EXERCISE REQUIREMENTS: Find every line containing the word "JSON" and report the count, nothing more.

-----

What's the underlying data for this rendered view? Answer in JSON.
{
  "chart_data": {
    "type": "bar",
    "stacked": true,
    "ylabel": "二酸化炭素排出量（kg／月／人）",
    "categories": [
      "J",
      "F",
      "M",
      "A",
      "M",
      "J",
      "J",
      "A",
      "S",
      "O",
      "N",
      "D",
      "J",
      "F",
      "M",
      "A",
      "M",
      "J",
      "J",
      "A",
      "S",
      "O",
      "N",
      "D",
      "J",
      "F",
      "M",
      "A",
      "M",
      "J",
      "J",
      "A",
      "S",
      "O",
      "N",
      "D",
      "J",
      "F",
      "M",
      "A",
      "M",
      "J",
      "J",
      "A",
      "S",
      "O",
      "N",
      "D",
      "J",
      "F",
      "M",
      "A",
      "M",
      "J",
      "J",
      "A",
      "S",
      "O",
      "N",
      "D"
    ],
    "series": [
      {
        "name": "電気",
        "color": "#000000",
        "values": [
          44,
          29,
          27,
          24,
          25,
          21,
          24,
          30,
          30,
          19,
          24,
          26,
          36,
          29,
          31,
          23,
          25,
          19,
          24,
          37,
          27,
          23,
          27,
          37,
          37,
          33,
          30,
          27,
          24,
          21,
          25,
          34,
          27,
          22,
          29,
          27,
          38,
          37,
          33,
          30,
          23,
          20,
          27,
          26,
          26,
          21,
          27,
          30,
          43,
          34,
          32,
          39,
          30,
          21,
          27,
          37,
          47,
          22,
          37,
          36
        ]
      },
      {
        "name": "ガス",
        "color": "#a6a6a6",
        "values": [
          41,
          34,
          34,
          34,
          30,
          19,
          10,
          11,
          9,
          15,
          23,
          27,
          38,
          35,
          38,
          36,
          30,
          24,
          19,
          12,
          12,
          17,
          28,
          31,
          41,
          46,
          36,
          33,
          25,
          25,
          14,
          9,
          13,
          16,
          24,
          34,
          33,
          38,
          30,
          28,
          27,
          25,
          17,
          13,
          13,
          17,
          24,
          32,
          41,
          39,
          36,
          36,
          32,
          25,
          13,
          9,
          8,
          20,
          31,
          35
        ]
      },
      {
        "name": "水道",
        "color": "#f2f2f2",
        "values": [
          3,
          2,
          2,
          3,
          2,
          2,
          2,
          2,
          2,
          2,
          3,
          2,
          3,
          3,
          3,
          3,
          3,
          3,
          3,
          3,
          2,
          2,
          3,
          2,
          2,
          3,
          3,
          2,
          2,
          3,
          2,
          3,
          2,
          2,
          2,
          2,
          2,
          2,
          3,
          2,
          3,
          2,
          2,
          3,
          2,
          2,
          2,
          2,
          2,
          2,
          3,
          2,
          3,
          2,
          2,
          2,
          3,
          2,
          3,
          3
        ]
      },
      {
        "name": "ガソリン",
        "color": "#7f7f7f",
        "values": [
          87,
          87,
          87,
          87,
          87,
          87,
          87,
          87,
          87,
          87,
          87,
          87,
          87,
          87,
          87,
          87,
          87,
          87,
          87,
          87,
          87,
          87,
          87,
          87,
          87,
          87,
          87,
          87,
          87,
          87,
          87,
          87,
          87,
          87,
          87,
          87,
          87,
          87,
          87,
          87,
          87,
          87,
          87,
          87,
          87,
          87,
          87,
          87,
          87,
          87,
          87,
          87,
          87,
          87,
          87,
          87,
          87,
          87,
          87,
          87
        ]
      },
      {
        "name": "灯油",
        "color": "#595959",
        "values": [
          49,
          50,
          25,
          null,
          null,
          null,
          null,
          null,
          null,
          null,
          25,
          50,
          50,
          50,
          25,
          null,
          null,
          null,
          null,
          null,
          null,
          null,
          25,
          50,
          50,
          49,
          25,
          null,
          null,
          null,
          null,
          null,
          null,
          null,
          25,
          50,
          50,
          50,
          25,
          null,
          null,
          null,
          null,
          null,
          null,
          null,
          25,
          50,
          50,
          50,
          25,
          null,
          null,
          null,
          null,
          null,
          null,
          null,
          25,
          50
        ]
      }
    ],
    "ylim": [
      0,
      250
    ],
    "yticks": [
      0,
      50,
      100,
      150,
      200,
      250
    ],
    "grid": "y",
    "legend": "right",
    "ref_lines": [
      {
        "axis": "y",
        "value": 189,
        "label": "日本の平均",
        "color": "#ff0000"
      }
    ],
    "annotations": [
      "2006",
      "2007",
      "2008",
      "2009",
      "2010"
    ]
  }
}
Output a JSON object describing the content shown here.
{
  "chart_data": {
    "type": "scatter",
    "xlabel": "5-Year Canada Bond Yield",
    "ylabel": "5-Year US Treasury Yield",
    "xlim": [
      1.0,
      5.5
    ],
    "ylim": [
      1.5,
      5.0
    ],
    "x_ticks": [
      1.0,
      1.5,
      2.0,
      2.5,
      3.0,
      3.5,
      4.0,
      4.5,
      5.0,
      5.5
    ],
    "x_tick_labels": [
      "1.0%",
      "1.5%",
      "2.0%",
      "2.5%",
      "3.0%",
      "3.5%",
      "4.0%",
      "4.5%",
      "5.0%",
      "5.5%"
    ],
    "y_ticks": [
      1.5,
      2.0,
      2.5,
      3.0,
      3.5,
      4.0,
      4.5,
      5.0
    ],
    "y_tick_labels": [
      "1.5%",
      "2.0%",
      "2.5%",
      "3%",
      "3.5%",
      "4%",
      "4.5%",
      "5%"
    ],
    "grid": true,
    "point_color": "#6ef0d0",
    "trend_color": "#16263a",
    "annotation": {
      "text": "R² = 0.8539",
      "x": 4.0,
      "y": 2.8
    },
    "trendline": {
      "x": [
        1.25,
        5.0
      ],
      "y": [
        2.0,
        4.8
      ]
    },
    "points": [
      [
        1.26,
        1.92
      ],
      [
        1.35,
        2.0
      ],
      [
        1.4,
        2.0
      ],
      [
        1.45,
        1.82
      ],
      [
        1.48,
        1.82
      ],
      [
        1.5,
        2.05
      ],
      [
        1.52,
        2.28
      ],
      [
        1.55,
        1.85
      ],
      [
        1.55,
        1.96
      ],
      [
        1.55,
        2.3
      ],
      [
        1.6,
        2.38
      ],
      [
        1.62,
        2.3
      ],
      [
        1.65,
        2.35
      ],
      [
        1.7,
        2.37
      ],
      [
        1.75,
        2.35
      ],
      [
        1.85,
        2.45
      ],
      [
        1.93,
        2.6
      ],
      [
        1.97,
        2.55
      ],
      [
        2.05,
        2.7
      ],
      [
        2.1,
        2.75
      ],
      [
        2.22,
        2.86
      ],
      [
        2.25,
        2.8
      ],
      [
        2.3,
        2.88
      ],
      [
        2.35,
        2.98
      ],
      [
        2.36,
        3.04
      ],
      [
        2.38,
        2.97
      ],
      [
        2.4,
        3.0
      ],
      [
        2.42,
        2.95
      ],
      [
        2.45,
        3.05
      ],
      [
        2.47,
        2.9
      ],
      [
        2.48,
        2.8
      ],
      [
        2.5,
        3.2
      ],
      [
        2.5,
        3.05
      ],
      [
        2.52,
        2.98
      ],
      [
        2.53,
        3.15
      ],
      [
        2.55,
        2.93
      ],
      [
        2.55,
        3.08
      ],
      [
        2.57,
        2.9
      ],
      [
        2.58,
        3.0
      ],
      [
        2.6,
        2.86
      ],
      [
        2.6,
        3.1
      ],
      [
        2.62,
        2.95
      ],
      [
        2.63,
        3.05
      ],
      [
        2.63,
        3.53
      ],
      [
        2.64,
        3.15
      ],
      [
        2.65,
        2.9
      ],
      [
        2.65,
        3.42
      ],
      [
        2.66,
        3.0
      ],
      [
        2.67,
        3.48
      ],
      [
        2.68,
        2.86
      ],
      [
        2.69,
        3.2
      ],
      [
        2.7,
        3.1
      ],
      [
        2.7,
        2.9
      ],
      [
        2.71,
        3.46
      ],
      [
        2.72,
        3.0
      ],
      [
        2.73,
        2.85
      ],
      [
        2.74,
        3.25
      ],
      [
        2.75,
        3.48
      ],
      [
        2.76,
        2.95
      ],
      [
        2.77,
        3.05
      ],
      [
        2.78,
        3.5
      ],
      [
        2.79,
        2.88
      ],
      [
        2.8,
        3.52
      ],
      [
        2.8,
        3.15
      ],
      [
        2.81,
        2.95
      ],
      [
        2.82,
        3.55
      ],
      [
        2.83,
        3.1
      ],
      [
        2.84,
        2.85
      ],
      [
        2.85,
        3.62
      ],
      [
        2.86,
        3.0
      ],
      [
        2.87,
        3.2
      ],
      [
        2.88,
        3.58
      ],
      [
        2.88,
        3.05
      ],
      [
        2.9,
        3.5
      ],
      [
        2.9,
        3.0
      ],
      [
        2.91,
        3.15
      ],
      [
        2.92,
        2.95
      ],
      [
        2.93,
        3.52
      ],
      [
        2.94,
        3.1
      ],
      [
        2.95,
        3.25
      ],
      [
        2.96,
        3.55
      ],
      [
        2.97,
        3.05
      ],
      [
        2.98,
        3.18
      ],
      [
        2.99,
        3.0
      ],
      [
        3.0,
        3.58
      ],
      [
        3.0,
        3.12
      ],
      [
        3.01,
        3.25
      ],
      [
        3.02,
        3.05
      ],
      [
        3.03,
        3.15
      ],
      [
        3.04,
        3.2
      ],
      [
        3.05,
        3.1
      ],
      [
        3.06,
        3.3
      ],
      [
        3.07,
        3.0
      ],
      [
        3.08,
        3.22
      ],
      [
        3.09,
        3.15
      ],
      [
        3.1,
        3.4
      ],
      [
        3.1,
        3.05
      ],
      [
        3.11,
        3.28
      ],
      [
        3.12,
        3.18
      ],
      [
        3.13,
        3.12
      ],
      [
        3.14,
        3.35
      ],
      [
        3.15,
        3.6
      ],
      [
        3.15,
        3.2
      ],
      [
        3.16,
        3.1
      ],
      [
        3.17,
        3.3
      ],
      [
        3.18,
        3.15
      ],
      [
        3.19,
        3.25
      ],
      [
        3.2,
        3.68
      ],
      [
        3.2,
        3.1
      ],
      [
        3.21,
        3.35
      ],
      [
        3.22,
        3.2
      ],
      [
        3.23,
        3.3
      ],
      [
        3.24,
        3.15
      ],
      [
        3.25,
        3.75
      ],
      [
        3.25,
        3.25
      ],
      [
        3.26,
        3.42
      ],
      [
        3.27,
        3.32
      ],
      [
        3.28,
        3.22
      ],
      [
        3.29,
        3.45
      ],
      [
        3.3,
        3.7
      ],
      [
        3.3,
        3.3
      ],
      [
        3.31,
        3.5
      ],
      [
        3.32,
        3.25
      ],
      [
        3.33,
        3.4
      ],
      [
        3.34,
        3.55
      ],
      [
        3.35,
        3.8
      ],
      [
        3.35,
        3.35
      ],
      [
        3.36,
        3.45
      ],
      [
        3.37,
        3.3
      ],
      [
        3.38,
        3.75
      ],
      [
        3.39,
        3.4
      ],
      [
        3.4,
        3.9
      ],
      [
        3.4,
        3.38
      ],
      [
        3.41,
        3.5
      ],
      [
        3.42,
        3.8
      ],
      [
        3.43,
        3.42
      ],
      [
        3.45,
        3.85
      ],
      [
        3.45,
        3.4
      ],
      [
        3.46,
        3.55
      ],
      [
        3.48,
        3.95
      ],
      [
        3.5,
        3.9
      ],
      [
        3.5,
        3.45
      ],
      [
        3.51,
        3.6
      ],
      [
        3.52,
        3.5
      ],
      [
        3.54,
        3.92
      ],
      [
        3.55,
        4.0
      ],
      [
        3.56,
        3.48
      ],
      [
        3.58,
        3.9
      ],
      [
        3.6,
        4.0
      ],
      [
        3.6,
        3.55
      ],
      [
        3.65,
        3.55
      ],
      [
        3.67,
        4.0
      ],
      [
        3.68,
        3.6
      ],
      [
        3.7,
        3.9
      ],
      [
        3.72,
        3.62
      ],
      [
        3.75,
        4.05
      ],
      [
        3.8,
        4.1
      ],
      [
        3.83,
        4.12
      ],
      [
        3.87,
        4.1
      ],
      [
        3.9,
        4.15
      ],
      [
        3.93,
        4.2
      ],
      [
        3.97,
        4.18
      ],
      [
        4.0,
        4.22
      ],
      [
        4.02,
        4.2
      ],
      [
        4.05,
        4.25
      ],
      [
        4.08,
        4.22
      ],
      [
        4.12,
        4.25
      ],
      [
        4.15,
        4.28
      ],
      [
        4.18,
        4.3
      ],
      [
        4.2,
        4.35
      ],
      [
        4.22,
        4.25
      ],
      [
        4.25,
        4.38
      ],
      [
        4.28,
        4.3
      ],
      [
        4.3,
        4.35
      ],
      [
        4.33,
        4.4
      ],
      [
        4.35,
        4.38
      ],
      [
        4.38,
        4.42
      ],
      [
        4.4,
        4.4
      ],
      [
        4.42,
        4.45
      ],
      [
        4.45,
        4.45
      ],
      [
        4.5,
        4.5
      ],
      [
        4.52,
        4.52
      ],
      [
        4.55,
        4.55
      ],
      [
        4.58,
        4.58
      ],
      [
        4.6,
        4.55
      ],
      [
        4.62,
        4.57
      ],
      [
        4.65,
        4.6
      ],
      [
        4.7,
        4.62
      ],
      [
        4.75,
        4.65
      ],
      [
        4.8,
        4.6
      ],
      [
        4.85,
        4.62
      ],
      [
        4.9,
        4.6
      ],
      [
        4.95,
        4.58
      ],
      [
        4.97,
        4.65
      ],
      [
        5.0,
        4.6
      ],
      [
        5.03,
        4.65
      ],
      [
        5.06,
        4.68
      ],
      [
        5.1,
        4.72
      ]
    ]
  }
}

-----

THE COMPLETED TASK: 2